* _Directive_:
From the entries below, copy every line holding the word "Quantiles".

* _Data to use_:
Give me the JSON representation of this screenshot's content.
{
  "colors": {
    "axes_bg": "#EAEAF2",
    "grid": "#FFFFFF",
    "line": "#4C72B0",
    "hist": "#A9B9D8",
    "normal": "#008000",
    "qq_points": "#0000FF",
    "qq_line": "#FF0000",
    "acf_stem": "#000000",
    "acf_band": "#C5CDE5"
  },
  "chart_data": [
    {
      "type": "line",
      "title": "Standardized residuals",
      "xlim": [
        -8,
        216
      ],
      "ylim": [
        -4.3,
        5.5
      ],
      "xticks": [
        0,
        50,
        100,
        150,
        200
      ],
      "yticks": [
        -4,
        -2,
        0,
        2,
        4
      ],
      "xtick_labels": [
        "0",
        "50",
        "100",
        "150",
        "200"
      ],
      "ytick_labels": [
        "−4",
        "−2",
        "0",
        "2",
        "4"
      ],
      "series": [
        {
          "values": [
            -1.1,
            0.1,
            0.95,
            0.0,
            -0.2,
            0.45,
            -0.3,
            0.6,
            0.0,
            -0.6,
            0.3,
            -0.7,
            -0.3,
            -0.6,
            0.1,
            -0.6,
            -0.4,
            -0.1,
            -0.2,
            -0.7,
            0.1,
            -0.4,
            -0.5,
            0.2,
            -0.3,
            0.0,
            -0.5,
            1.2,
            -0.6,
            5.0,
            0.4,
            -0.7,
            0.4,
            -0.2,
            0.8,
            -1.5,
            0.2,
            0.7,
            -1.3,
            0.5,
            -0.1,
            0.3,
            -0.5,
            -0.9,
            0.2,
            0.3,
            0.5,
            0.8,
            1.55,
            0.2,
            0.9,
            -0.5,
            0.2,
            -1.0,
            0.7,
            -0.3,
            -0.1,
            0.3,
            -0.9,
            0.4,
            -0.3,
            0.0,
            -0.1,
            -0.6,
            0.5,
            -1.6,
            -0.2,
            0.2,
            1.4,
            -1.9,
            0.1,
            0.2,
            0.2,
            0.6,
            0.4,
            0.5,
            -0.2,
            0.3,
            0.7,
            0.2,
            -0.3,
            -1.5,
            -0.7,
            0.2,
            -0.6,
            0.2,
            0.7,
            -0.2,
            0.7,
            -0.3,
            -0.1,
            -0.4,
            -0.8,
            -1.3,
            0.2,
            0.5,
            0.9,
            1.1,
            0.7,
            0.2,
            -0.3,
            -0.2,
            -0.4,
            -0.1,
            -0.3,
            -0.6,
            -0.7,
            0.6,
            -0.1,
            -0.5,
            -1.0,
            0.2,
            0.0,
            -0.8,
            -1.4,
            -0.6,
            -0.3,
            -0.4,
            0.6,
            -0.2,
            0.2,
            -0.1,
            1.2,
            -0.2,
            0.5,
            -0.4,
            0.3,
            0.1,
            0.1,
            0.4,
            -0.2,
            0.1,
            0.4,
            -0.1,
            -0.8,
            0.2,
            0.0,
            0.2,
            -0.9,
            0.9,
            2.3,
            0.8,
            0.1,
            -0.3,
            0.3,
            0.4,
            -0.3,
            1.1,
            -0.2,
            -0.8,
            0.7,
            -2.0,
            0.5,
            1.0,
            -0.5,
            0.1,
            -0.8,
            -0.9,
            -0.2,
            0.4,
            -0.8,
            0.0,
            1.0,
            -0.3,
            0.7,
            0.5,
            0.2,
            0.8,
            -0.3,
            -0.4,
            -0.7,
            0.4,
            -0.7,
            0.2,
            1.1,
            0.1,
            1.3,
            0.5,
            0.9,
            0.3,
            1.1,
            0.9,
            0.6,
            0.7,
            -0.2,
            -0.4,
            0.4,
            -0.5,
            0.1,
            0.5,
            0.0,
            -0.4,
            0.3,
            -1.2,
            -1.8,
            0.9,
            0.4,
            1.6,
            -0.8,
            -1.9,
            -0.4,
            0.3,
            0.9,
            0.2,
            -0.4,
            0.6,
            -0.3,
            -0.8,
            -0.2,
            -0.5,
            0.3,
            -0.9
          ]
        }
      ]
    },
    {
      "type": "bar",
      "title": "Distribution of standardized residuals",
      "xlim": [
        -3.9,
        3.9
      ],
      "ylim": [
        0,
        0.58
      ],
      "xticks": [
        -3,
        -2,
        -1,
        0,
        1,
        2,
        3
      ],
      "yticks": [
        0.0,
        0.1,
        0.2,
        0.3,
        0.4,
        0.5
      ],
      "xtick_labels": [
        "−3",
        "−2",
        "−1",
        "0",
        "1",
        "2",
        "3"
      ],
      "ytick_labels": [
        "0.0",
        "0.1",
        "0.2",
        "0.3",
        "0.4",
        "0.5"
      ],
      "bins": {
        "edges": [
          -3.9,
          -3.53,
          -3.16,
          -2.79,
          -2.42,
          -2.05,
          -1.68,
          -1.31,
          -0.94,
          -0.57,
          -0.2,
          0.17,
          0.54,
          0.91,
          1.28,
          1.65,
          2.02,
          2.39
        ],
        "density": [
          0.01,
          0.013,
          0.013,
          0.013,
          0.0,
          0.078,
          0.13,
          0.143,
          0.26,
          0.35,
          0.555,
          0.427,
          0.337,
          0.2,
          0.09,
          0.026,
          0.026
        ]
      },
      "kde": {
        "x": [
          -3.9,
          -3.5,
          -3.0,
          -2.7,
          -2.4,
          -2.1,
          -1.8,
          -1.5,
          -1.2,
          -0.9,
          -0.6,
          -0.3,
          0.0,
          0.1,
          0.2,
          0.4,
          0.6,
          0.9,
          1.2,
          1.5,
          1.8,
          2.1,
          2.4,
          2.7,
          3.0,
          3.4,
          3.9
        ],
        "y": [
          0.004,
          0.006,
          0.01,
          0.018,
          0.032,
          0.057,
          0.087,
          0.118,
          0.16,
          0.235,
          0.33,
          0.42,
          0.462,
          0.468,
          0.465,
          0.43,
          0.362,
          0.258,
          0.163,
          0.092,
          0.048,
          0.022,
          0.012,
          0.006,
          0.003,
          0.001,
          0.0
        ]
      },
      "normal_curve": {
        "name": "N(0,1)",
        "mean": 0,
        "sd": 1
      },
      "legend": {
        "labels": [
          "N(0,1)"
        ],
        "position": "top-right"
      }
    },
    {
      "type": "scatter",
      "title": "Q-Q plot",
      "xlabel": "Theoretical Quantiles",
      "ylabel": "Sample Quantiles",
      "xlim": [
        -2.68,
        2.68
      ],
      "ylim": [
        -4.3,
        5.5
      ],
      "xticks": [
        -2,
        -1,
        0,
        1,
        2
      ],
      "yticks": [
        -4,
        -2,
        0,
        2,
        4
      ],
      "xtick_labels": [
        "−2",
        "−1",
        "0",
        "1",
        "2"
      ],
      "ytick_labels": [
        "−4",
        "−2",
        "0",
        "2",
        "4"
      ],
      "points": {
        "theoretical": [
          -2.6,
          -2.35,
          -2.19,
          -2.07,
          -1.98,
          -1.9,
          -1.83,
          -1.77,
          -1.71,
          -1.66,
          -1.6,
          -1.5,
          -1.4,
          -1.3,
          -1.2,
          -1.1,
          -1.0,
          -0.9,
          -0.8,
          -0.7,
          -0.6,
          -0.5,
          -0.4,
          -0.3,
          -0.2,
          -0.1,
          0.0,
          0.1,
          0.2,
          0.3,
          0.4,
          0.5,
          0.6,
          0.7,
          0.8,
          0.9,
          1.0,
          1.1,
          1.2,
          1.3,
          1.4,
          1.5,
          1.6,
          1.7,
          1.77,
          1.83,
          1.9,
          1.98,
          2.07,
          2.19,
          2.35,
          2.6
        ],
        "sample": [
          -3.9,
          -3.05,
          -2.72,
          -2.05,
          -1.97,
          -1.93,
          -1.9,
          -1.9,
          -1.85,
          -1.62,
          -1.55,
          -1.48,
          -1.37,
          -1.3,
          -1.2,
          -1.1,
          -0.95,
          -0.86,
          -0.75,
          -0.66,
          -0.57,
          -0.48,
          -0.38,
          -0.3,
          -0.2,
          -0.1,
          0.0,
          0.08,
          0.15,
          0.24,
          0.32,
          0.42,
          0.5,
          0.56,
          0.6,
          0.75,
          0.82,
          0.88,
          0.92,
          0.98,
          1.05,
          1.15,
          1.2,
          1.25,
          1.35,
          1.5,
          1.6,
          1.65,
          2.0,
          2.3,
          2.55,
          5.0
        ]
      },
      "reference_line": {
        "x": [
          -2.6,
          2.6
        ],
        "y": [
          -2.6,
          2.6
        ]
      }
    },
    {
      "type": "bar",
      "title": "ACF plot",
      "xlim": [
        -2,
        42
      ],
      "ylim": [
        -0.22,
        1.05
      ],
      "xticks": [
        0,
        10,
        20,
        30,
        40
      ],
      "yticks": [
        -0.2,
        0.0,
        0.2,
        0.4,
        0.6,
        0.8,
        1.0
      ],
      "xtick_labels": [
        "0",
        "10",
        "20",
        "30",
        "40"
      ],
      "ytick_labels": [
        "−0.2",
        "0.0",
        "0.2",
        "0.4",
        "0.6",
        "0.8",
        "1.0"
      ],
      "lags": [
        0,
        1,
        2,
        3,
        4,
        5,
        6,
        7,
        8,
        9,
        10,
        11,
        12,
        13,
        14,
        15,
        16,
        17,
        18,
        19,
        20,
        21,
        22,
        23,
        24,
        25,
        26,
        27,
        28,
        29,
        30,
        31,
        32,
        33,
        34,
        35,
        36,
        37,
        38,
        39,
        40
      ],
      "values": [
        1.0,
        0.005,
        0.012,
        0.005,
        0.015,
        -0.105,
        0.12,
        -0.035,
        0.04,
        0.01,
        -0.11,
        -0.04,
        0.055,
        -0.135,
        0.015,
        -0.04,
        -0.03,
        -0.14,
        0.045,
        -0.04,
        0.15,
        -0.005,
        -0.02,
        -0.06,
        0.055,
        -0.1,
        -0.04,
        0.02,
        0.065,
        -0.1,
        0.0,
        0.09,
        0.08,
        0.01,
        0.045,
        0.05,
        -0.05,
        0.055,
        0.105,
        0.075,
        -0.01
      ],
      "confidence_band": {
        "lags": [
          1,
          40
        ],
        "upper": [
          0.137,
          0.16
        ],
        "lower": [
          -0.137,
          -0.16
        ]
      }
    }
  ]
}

* _Solution below_:
      "xlabel": "Theoretical Quantiles",
      "ylabel": "Sample Quantiles",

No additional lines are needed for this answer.